**Brief:** List all lines in the material below that contain "Bengt".

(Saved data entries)

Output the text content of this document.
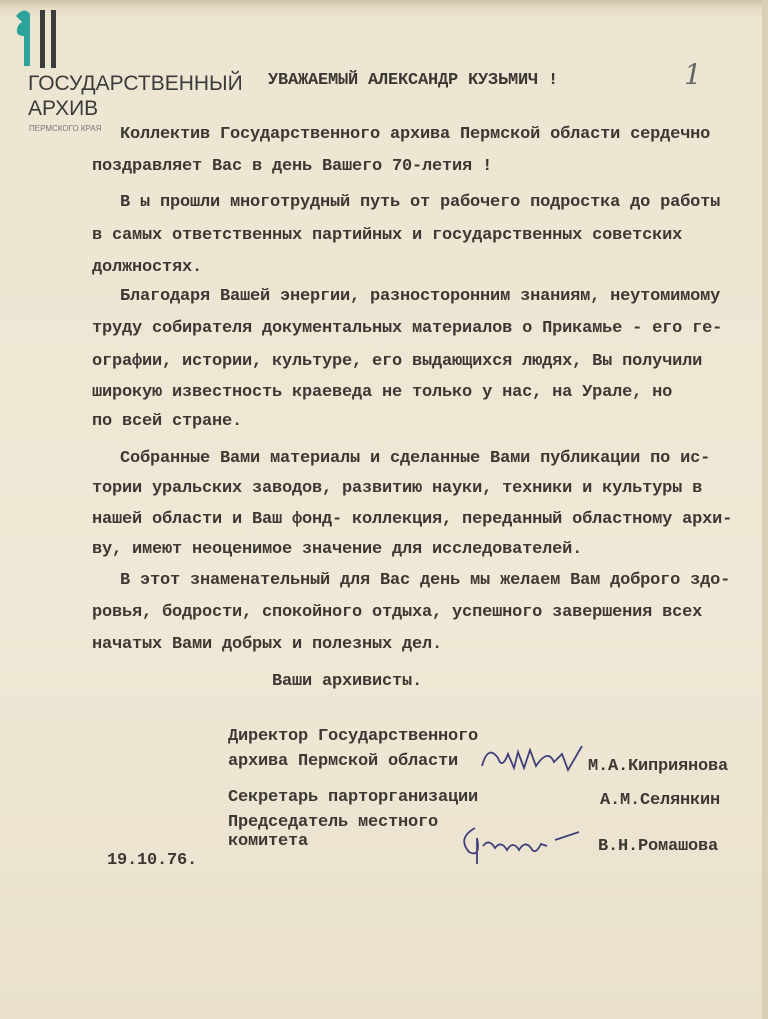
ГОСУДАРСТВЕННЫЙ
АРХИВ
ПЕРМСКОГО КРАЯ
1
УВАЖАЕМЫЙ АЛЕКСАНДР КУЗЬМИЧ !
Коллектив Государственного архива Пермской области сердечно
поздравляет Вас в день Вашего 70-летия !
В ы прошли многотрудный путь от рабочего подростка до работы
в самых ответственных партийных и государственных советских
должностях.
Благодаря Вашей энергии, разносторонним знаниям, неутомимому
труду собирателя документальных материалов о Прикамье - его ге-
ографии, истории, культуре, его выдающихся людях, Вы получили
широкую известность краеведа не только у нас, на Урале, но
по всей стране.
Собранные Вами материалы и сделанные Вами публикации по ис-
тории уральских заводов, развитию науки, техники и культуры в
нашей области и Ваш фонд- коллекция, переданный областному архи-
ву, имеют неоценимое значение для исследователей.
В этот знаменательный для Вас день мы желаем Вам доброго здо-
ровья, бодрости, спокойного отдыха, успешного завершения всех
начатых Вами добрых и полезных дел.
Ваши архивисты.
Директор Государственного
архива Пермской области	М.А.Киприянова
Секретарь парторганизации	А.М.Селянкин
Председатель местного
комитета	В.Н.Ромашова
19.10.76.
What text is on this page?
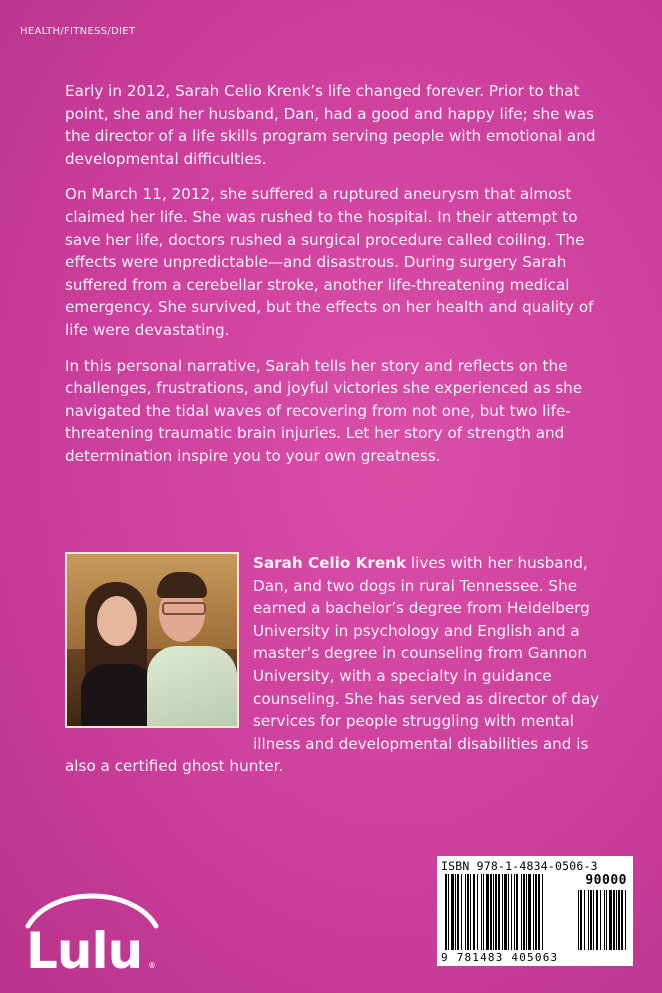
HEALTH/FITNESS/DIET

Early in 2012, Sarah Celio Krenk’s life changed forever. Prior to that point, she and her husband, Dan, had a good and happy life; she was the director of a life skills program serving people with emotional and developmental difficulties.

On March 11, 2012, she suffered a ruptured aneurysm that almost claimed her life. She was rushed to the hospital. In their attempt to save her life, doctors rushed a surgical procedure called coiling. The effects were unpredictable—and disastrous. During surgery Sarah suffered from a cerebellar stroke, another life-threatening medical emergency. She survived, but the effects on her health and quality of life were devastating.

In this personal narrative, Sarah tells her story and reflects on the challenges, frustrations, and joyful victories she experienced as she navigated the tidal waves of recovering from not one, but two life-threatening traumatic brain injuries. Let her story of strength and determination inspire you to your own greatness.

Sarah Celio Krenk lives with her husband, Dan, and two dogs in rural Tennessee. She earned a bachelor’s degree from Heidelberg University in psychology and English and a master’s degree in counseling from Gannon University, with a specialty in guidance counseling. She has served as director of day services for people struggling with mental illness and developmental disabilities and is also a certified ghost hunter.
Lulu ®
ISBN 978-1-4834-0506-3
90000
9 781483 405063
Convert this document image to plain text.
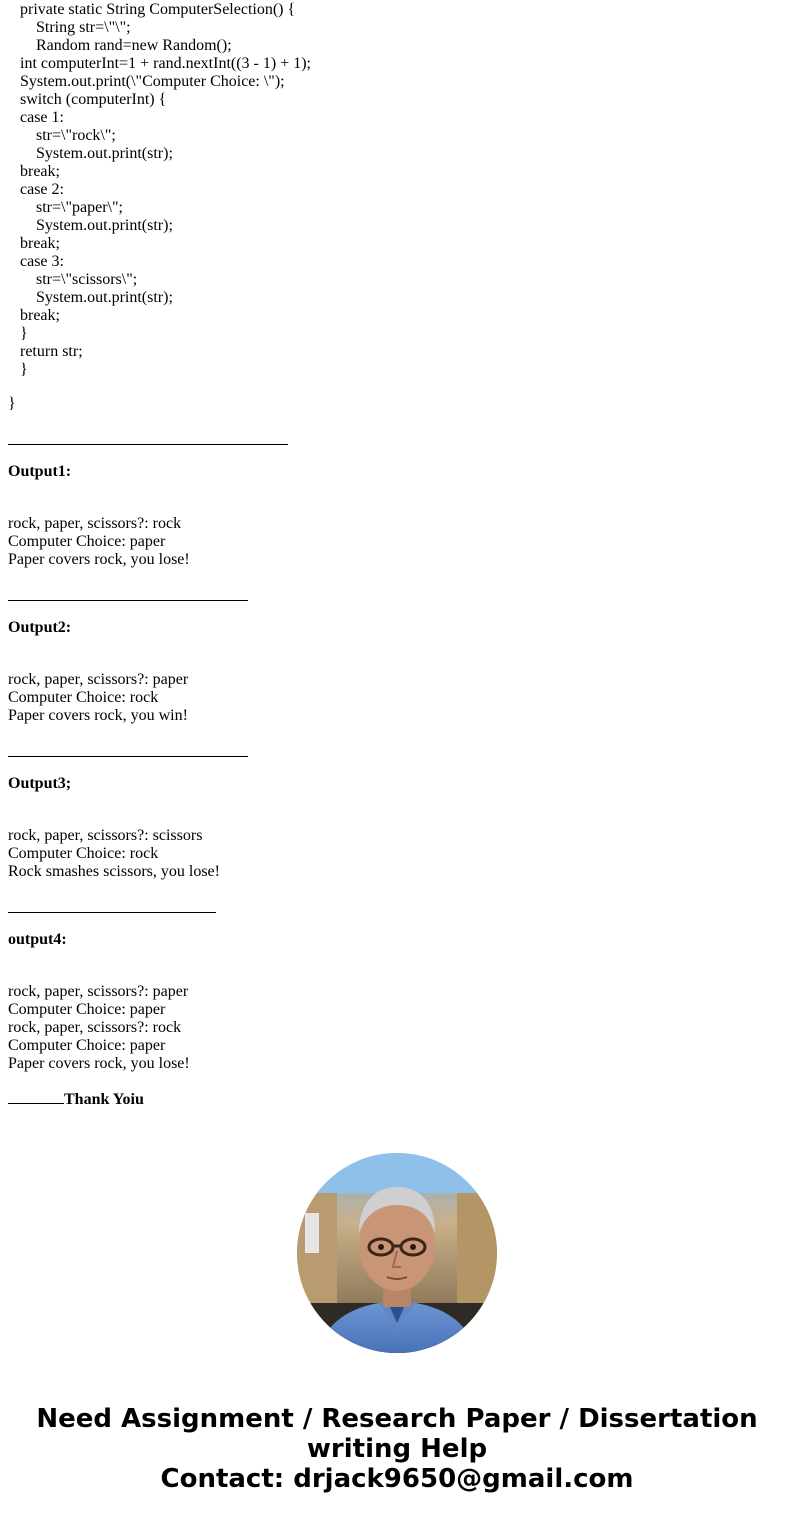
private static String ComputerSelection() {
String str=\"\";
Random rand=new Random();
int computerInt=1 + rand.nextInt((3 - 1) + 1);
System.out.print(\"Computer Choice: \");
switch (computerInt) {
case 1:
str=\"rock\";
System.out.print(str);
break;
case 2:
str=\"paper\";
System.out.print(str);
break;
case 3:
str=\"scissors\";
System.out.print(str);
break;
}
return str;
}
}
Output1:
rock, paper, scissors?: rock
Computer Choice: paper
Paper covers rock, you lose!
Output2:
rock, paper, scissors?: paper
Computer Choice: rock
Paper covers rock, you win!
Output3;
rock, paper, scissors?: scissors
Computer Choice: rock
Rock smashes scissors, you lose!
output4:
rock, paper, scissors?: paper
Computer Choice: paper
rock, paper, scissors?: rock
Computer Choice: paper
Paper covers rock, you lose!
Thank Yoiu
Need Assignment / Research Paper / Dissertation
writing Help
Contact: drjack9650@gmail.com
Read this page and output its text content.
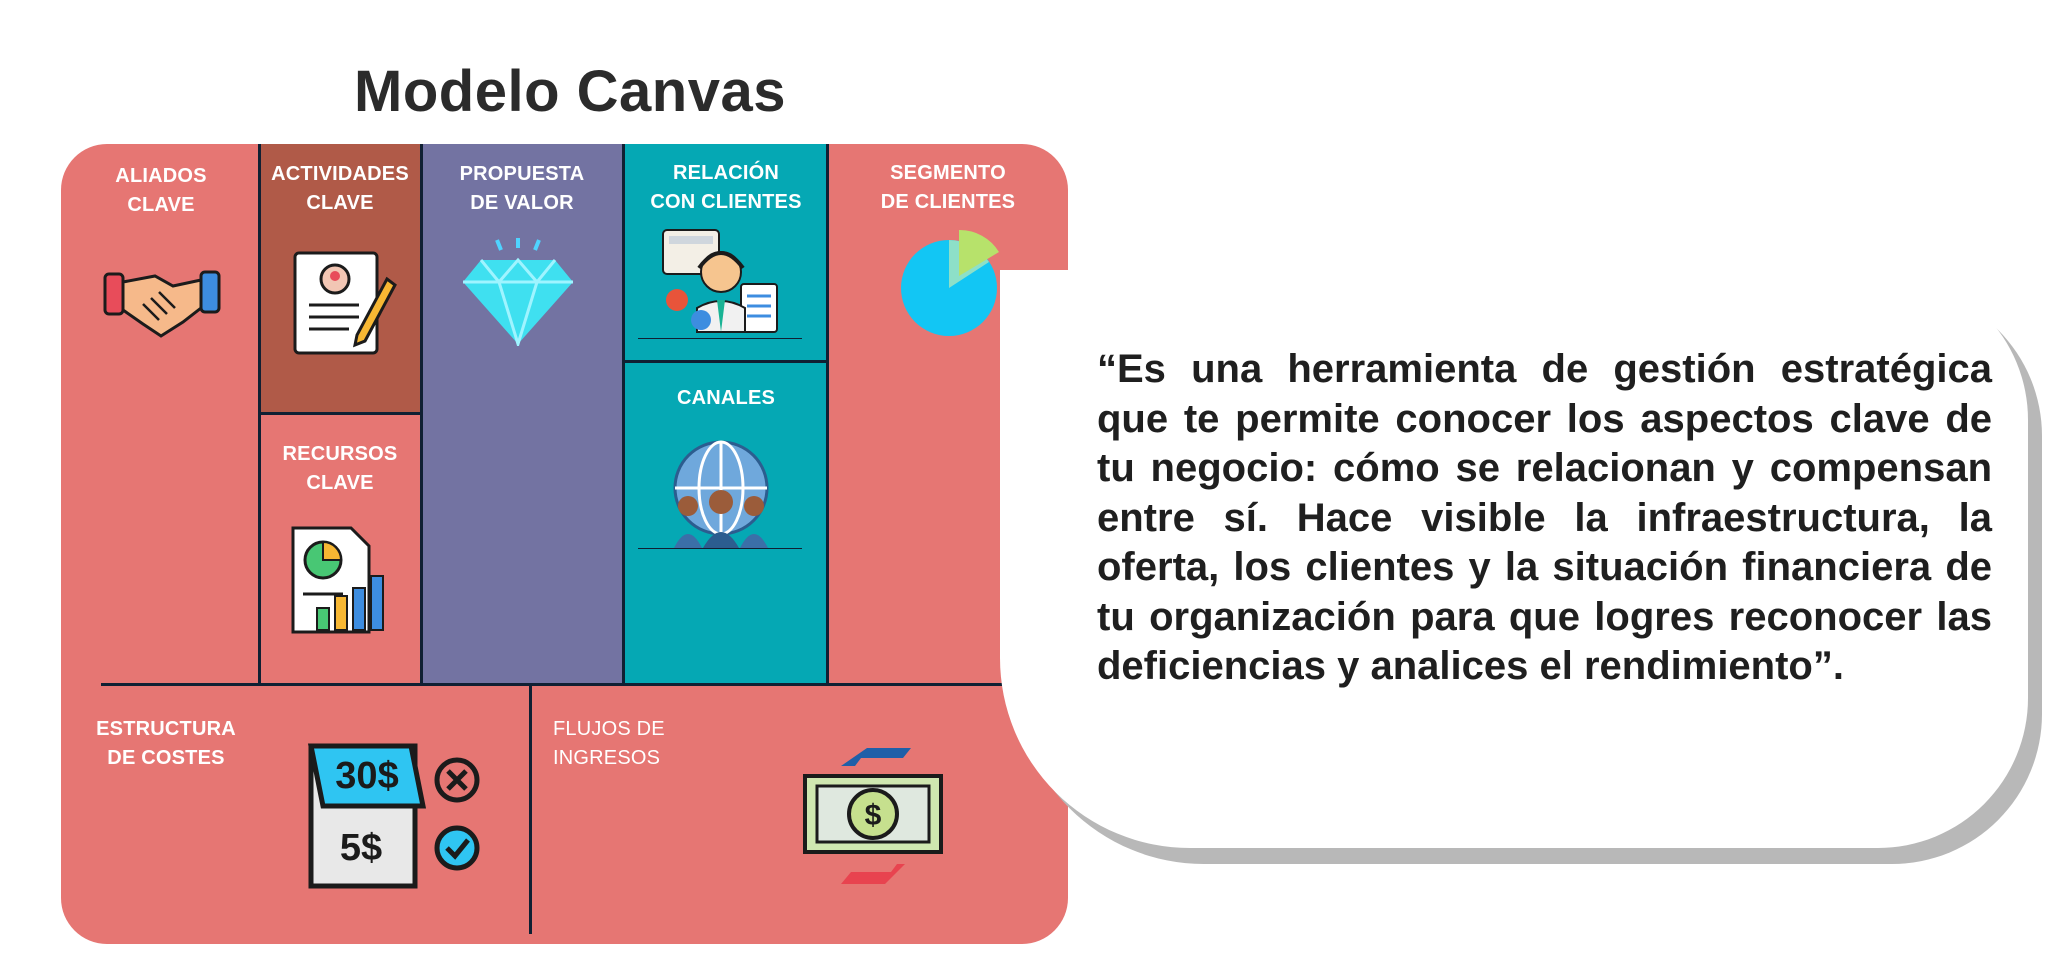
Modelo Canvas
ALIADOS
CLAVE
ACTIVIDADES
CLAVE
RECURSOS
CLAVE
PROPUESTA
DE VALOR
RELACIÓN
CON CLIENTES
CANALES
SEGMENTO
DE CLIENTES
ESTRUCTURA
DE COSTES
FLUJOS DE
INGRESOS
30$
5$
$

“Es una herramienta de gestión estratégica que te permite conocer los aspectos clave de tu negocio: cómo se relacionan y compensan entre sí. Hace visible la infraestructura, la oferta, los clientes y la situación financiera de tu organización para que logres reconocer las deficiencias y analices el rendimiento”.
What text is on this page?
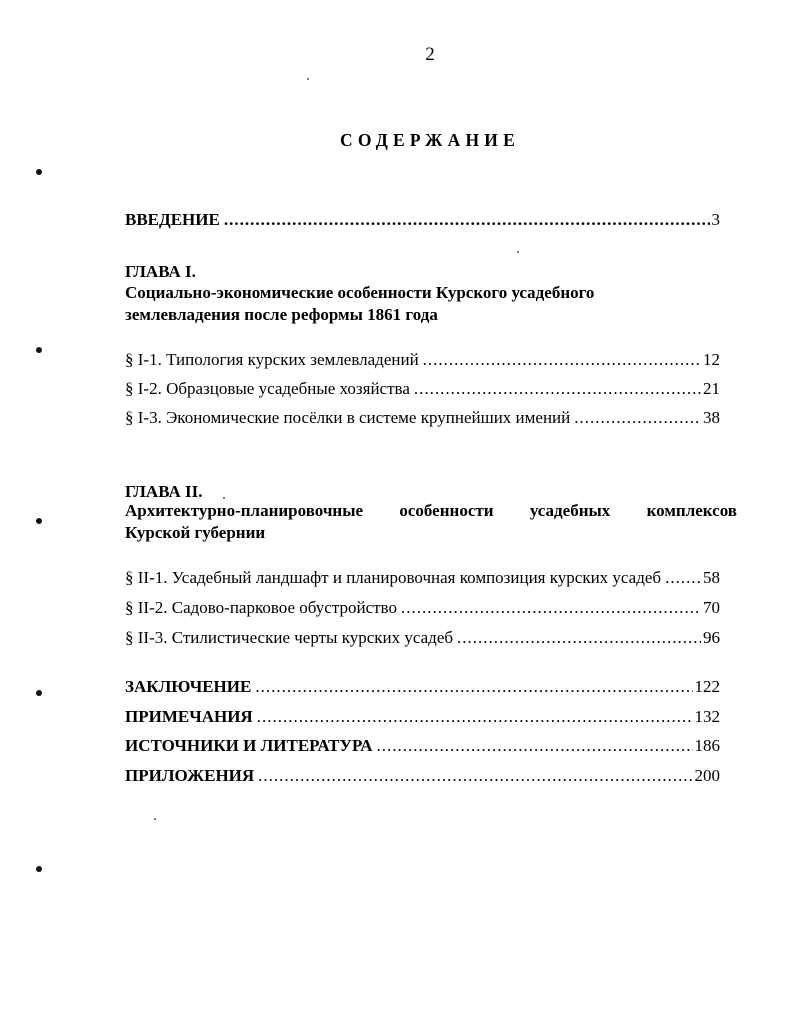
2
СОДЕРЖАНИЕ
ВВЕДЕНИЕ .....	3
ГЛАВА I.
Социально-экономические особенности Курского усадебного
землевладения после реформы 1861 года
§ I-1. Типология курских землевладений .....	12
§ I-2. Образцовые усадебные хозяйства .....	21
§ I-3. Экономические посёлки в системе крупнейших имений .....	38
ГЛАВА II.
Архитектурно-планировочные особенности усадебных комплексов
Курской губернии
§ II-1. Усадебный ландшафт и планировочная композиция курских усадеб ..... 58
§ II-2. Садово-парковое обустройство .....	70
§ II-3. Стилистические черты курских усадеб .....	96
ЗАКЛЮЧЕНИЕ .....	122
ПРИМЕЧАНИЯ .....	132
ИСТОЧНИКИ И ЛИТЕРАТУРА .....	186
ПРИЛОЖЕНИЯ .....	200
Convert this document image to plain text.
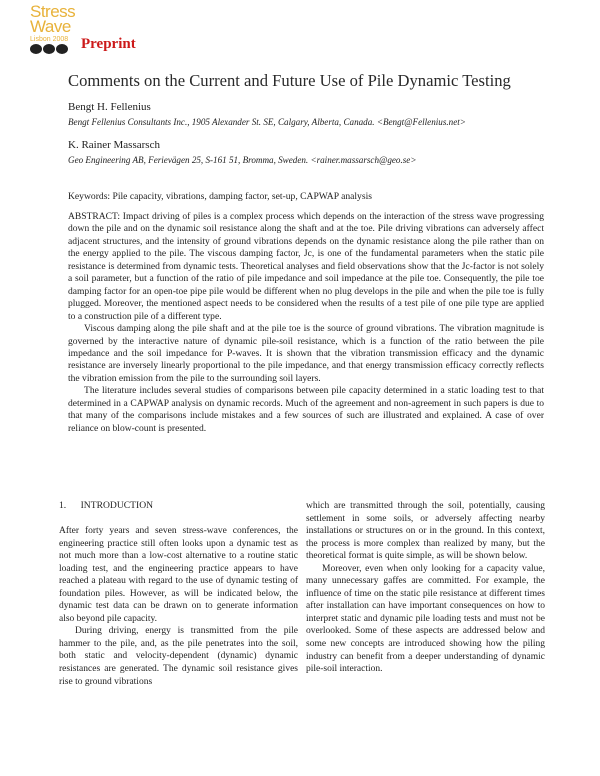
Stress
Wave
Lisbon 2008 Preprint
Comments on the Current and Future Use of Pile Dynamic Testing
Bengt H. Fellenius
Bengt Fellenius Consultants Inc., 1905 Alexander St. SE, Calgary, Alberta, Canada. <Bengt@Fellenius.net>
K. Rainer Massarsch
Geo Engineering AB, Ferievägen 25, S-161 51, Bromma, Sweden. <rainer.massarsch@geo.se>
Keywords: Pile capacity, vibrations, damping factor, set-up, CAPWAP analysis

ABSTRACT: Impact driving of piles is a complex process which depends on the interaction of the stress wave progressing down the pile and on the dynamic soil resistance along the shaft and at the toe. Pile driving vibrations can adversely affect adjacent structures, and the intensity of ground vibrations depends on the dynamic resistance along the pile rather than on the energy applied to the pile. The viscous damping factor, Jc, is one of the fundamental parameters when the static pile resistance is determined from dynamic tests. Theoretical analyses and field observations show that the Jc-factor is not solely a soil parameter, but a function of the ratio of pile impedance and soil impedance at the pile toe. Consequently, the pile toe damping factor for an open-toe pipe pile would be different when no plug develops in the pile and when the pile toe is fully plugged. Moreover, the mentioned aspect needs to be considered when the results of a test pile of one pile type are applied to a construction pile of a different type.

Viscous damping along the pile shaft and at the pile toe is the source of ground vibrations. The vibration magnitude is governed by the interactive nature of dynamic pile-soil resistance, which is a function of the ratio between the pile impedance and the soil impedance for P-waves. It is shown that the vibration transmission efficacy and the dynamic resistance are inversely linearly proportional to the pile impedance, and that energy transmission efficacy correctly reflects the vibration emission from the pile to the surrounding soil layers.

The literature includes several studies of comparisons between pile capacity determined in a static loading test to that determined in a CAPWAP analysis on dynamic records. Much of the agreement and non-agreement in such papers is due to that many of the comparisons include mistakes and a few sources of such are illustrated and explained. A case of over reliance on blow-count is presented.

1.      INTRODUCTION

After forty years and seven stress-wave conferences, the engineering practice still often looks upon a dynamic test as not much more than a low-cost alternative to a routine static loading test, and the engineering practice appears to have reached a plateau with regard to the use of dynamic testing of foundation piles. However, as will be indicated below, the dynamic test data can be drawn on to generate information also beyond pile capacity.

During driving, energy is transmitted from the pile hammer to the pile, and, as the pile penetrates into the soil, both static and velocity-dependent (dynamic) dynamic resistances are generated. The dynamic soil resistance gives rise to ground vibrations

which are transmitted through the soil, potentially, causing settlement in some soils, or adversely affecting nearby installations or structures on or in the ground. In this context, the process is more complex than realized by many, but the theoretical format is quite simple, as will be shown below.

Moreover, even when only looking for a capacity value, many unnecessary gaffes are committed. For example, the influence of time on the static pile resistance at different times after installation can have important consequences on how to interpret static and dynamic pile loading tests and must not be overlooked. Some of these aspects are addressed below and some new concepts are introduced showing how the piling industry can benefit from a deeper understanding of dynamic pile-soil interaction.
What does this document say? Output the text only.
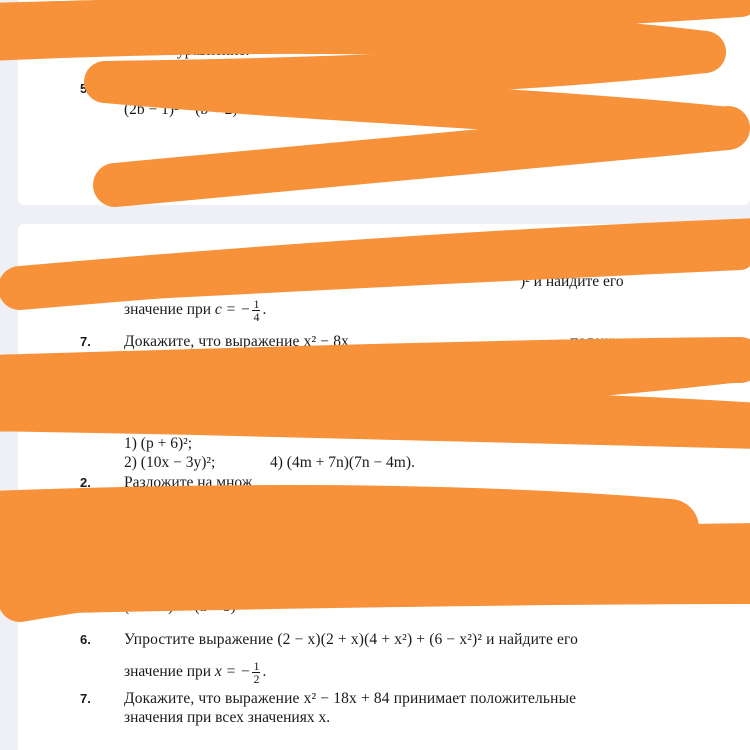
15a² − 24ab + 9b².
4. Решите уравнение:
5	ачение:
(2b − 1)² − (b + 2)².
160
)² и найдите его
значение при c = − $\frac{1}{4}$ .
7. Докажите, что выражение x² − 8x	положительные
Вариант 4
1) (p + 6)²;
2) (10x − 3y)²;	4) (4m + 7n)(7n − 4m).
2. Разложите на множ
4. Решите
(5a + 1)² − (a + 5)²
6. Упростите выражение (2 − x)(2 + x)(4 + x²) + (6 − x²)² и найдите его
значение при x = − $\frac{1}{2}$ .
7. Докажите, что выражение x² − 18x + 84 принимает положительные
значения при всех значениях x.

**Solution for this task:**
Bengt H. Fellenius
Bengt Fellenius Consultants Inc., 1905 Alexander St. SE, Calgary, Alberta, Canada. <Bengt@Fellenius.net>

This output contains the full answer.